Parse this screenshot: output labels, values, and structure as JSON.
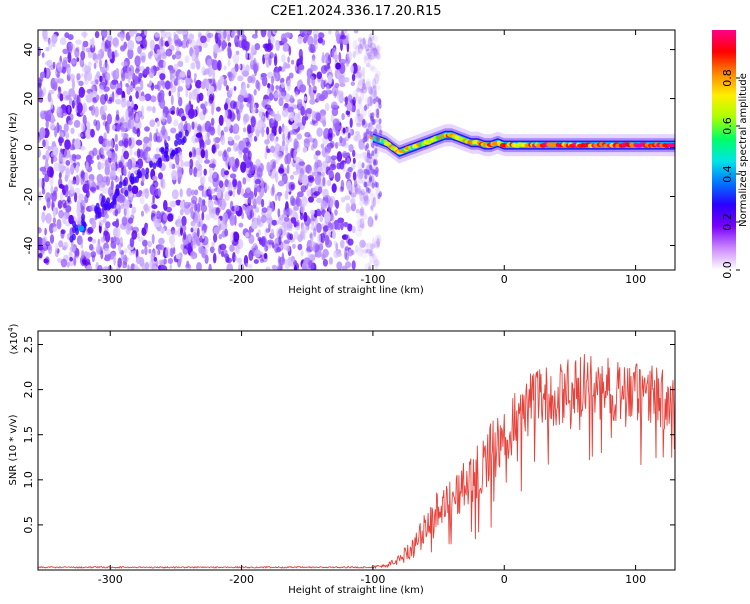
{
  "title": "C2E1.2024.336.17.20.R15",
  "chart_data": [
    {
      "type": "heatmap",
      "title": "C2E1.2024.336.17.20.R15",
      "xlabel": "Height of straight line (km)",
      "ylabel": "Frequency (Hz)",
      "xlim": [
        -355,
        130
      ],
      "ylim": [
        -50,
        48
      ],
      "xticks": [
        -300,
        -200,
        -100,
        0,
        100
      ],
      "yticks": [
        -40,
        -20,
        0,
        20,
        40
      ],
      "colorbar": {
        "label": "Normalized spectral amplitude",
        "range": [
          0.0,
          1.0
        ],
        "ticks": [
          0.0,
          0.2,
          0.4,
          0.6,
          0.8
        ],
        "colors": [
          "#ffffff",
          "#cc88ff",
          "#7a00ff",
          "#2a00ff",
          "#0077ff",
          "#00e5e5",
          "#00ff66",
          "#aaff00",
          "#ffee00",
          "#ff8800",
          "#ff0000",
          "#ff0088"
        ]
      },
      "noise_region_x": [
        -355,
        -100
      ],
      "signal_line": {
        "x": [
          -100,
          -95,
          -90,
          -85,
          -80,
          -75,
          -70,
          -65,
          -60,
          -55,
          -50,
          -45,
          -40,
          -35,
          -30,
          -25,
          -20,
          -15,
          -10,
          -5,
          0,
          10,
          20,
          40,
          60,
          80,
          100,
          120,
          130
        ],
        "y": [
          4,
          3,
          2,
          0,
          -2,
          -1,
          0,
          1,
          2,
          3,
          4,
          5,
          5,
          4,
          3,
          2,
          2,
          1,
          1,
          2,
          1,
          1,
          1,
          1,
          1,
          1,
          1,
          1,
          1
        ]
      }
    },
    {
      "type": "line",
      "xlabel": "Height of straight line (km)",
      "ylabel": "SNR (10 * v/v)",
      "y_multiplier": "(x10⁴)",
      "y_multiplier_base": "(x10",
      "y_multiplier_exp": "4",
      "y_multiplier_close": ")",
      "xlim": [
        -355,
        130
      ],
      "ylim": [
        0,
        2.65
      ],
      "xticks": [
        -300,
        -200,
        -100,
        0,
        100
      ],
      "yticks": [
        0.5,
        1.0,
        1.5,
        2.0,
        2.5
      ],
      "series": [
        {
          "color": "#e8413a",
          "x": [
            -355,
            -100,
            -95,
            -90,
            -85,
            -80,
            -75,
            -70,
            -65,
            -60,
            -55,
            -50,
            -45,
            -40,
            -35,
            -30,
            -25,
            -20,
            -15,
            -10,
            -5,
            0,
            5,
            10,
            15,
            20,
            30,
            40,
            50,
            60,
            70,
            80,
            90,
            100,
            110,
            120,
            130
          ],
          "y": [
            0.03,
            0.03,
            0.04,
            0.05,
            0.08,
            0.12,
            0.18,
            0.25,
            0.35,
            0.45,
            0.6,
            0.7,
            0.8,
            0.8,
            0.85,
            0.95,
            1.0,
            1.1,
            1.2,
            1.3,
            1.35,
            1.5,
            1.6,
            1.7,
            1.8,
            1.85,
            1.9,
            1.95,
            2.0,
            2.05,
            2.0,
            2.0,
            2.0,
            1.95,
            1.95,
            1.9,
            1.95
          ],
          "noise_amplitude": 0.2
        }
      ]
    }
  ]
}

→ **TASK TO CARRY OUT**
Pictures are to be left out; the records above must be repeated word for word.

→ **OUTPUT BELOW**
Parse this screenshot: output labels, values, and structure as JSON.
{
  "title": "C2E1.2024.336.17.20.R15",
  "chart_data": [
    {
      "type": "heatmap",
      "title": "C2E1.2024.336.17.20.R15",
      "xlabel": "Height of straight line (km)",
      "ylabel": "Frequency (Hz)",
      "xlim": [
        -355,
        130
      ],
      "ylim": [
        -50,
        48
      ],
      "xticks": [
        -300,
        -200,
        -100,
        0,
        100
      ],
      "yticks": [
        -40,
        -20,
        0,
        20,
        40
      ],
      "colorbar": {
        "label": "Normalized spectral amplitude",
        "range": [
          0.0,
          1.0
        ],
        "ticks": [
          0.0,
          0.2,
          0.4,
          0.6,
          0.8
        ],
        "colors": [
          "#ffffff",
          "#cc88ff",
          "#7a00ff",
          "#2a00ff",
          "#0077ff",
          "#00e5e5",
          "#00ff66",
          "#aaff00",
          "#ffee00",
          "#ff8800",
          "#ff0000",
          "#ff0088"
        ]
      },
      "noise_region_x": [
        -355,
        -100
      ],
      "signal_line": {
        "x": [
          -100,
          -95,
          -90,
          -85,
          -80,
          -75,
          -70,
          -65,
          -60,
          -55,
          -50,
          -45,
          -40,
          -35,
          -30,
          -25,
          -20,
          -15,
          -10,
          -5,
          0,
          10,
          20,
          40,
          60,
          80,
          100,
          120,
          130
        ],
        "y": [
          4,
          3,
          2,
          0,
          -2,
          -1,
          0,
          1,
          2,
          3,
          4,
          5,
          5,
          4,
          3,
          2,
          2,
          1,
          1,
          2,
          1,
          1,
          1,
          1,
          1,
          1,
          1,
          1,
          1
        ]
      }
    },
    {
      "type": "line",
      "xlabel": "Height of straight line (km)",
      "ylabel": "SNR (10 * v/v)",
      "y_multiplier": "(x10⁴)",
      "y_multiplier_base": "(x10",
      "y_multiplier_exp": "4",
      "y_multiplier_close": ")",
      "xlim": [
        -355,
        130
      ],
      "ylim": [
        0,
        2.65
      ],
      "xticks": [
        -300,
        -200,
        -100,
        0,
        100
      ],
      "yticks": [
        0.5,
        1.0,
        1.5,
        2.0,
        2.5
      ],
      "series": [
        {
          "color": "#e8413a",
          "x": [
            -355,
            -100,
            -95,
            -90,
            -85,
            -80,
            -75,
            -70,
            -65,
            -60,
            -55,
            -50,
            -45,
            -40,
            -35,
            -30,
            -25,
            -20,
            -15,
            -10,
            -5,
            0,
            5,
            10,
            15,
            20,
            30,
            40,
            50,
            60,
            70,
            80,
            90,
            100,
            110,
            120,
            130
          ],
          "y": [
            0.03,
            0.03,
            0.04,
            0.05,
            0.08,
            0.12,
            0.18,
            0.25,
            0.35,
            0.45,
            0.6,
            0.7,
            0.8,
            0.8,
            0.85,
            0.95,
            1.0,
            1.1,
            1.2,
            1.3,
            1.35,
            1.5,
            1.6,
            1.7,
            1.8,
            1.85,
            1.9,
            1.95,
            2.0,
            2.05,
            2.0,
            2.0,
            2.0,
            1.95,
            1.95,
            1.9,
            1.95
          ],
          "noise_amplitude": 0.2
        }
      ]
    }
  ]
}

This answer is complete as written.